**Objective**
Find all lines in the records that include the word "yahoo", and copy them out.

[Saved entries]
==========

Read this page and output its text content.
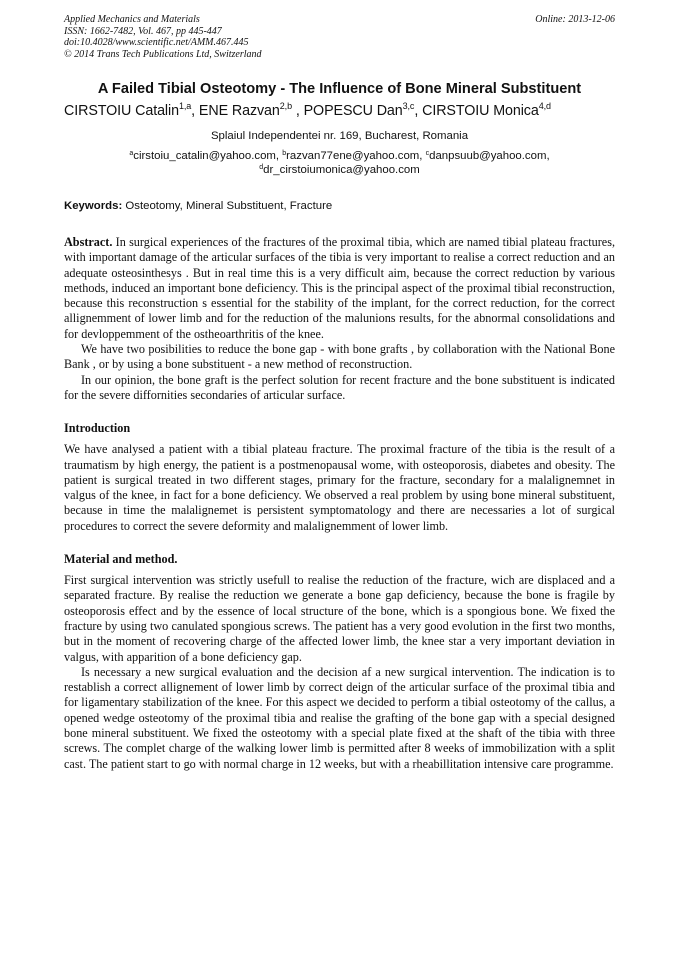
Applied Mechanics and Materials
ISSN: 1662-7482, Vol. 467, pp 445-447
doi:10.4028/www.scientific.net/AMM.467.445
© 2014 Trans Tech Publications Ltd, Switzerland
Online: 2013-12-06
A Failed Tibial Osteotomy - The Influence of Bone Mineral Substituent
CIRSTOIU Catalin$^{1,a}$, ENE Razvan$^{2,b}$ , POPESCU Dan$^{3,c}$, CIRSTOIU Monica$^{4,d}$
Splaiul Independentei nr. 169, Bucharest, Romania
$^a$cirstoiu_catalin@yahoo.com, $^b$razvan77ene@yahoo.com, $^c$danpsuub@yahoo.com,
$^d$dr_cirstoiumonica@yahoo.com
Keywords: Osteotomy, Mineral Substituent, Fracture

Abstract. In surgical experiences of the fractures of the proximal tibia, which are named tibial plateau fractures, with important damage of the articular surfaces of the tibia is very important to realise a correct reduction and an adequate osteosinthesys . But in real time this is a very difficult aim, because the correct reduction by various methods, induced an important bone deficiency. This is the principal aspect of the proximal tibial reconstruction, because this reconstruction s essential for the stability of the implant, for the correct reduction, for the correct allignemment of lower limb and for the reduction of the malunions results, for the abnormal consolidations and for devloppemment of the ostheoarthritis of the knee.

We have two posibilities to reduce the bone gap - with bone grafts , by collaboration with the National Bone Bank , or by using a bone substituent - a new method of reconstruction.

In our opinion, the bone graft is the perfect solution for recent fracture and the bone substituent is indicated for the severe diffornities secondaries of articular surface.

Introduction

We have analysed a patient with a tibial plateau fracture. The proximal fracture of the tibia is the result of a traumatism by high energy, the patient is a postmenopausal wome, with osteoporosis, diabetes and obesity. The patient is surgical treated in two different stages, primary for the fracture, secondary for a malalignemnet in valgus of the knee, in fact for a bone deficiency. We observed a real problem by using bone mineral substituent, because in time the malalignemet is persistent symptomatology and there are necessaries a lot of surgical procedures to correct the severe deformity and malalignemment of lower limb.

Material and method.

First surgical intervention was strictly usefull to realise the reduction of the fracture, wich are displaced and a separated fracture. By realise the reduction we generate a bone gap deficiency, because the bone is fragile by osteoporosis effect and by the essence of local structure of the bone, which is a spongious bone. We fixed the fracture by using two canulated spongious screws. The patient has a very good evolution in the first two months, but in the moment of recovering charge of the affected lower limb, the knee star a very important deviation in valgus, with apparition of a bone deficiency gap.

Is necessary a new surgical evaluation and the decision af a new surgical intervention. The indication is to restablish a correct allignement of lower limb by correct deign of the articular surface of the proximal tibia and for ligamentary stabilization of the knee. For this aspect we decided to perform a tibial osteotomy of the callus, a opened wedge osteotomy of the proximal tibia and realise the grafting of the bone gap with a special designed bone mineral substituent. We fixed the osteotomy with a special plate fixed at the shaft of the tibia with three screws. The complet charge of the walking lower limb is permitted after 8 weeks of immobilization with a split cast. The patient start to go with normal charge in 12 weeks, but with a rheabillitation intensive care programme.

==========

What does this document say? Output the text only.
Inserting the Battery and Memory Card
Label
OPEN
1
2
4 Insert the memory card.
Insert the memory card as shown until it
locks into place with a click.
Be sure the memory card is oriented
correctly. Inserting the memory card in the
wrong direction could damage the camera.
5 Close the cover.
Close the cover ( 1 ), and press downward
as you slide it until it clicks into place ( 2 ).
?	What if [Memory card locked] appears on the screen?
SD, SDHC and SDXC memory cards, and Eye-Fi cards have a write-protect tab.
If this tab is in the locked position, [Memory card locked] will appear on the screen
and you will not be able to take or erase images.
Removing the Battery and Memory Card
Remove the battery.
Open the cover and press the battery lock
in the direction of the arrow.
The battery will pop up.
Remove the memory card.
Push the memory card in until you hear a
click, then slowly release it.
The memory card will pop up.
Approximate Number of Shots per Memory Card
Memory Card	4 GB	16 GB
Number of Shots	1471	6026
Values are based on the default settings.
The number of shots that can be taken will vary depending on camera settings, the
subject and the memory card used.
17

==========

**The result**
$^a$cirstoiu_catalin@yahoo.com, $^b$razvan77ene@yahoo.com, $^c$danpsuub@yahoo.com,
$^d$dr_cirstoiumonica@yahoo.com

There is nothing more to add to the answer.